BRIEF
Determine the count of lines holding the string "JSON". Return only the number.

GIVEN DATA
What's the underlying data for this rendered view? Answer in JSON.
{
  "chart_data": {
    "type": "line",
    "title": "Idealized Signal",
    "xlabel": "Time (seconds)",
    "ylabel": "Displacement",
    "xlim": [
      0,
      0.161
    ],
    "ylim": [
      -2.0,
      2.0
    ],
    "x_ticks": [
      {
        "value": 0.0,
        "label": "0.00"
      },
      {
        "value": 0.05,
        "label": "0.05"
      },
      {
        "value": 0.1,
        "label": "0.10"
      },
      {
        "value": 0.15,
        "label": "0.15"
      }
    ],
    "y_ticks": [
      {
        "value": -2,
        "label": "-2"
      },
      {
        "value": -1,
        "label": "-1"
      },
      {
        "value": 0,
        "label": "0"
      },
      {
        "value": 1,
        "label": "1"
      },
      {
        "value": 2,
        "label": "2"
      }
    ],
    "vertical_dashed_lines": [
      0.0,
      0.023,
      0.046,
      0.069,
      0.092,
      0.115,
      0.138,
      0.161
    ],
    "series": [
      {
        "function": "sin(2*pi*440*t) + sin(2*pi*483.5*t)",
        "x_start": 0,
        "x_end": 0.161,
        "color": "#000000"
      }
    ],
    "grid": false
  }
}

...

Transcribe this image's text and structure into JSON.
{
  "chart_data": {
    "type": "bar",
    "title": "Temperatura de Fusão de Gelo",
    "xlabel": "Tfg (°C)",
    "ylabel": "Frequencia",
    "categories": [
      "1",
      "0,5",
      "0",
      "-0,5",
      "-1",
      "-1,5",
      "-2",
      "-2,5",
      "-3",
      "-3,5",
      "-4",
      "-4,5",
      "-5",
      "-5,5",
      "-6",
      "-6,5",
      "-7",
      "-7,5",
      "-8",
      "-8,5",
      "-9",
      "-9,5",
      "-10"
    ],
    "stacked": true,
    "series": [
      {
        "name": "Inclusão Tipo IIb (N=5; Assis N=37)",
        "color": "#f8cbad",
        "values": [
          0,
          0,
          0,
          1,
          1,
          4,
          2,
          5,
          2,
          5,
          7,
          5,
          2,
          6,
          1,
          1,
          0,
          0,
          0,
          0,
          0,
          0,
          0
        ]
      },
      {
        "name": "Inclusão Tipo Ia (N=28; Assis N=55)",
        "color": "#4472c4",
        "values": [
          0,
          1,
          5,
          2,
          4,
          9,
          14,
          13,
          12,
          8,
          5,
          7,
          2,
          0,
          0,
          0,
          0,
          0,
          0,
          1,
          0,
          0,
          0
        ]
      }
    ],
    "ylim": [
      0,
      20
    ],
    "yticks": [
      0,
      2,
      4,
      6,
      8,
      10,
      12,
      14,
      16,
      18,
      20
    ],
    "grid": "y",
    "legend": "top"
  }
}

SOLVED EXERCISE
2